# more pikkies of new babies!



## DeBree420 (Nov 14, 2007)

just a couple more random photos....








Tak and Comet..









Comet









the new baby in the shower...


----------



## Laura (Jul 30, 2007)

there very cute  I love the first pic its looks great


----------



## DeBree420 (Nov 14, 2007)

mmmm they love their French millet!

more piks...








another pik of Comet










a pik of the new pearl pied cinn baby lookin cute...
and one of him/her lookin evil!








and in the bird room...


----------



## Rosie (Aug 27, 2007)

WOW, so many gorgeous Cinnamon's...it's too much for me!


----------



## xxxSpikexxx (Jul 30, 2007)

Wow lots of cute photos  Looks like a nice bird room


----------



## Aly (Jul 30, 2007)

They look beautiful. You've put them with the rest already?


----------



## **TielHeart** (Jan 3, 2008)

They all look so adorable!
By the way your bird room looks really nice!


----------



## Bea (Jul 26, 2007)

They're such a pretty trio!!


----------



## DeBree420 (Nov 14, 2007)

Babyluv12 said:


> They look beautiful. You've put them with the rest already?


Tak and Commet now live in the birdroom with Cinn and the budgies... vet gave them a clean bill of health!... but the new baby still lives in quarantine in my room.... s/he still has a bit of a cold (which myself and my vet both think it is simply a vitamin a deficiency by the way s/he has recovered after only 3 days on vitamins!,and in light of the strong evidence of the stupid pet shop giving them an all seed diet)
i have yet to buy some apple cider vinegar i thought i had some... turns out i used it... but it is on the shopping list!


----------



## kyliesmom07 (Dec 11, 2007)

I love the first picture on the first post it looks so professional and your birds are sooo adorable! I am super jealous!


----------



## DeBree420 (Nov 14, 2007)

i gave all 3 new babies a full clip today, for training...
now they have had time to settle in to the new household and basic rules, its time for them to learn the more advanced rules, and basic tricks!

yeah they are loving the birdroom!
much of an upgrade to the quarantine cage in my room!
and here is another pik of the new baby... being an angel!


----------



## Laura (Jul 30, 2007)

such a pretty baby


----------

What is expected.
Answer from the thread about the new babies:
(a) Which food does DeBree420 say the birds love?
(b) Where does the new baby still live while Tak and Comet live in the bird room?
(c) What did DeBree420 give all three new babies, and for what purpose?

Dataset rows.

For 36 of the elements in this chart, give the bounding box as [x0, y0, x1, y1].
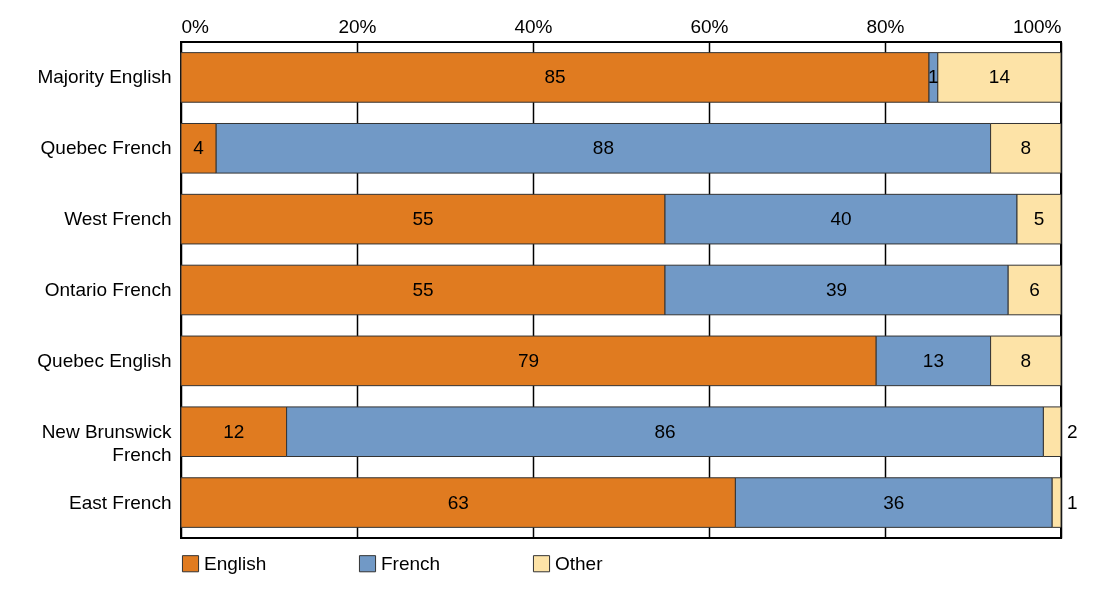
- data-label: 88: [592, 137, 614, 159]
- legend-label: English: [204, 552, 267, 574]
- data-label: 1: [1067, 491, 1078, 513]
- data-label: 85: [544, 66, 566, 88]
- data-label: 5: [1033, 208, 1045, 230]
- x-tick-label: 20%: [338, 15, 377, 37]
- data-label: 8: [1020, 137, 1032, 159]
- data-label: 14: [988, 66, 1011, 88]
- y-tick-label: New Brunswick French: [41, 420, 172, 465]
- data-label: 8: [1020, 349, 1032, 371]
- x-tick-label: 60%: [690, 15, 729, 37]
- data-label: 63: [447, 491, 469, 513]
- x-tick-label: 0%: [181, 15, 210, 37]
- data-label: 39: [826, 279, 848, 300]
- y-tick-label: Quebec French: [40, 137, 172, 159]
- x-tick-label: 40%: [514, 15, 553, 37]
- data-label: 2: [1067, 420, 1078, 442]
- x-tick-label: 80%: [866, 15, 905, 37]
- y-tick-label: Majority English: [37, 66, 172, 88]
- data-label: 12: [223, 420, 245, 442]
- data-label: 55: [412, 208, 434, 230]
- legend-label: Other: [555, 552, 604, 574]
- x-tick-label: 100%: [1012, 15, 1062, 37]
- y-tick-label: Ontario French: [44, 279, 172, 300]
- y-tick-label: West French: [64, 208, 172, 230]
- data-label: 55: [412, 279, 434, 300]
- data-label: 36: [883, 491, 905, 513]
- legend-label: French: [381, 552, 441, 574]
- data-label: 6: [1029, 279, 1040, 300]
- y-tick-label: East French: [69, 491, 172, 513]
- data-label: 13: [922, 349, 944, 371]
- data-label: 86: [654, 420, 676, 442]
- data-label: 40: [830, 208, 852, 230]
- y-tick-label: Quebec English: [37, 349, 172, 371]
- data-label: 79: [518, 349, 540, 371]
- data-label: 4: [193, 137, 205, 159]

Reply to the exercise.
(a) French millet.
(b) In quarantine in DeBree420's room.
(c) A full clip, for training.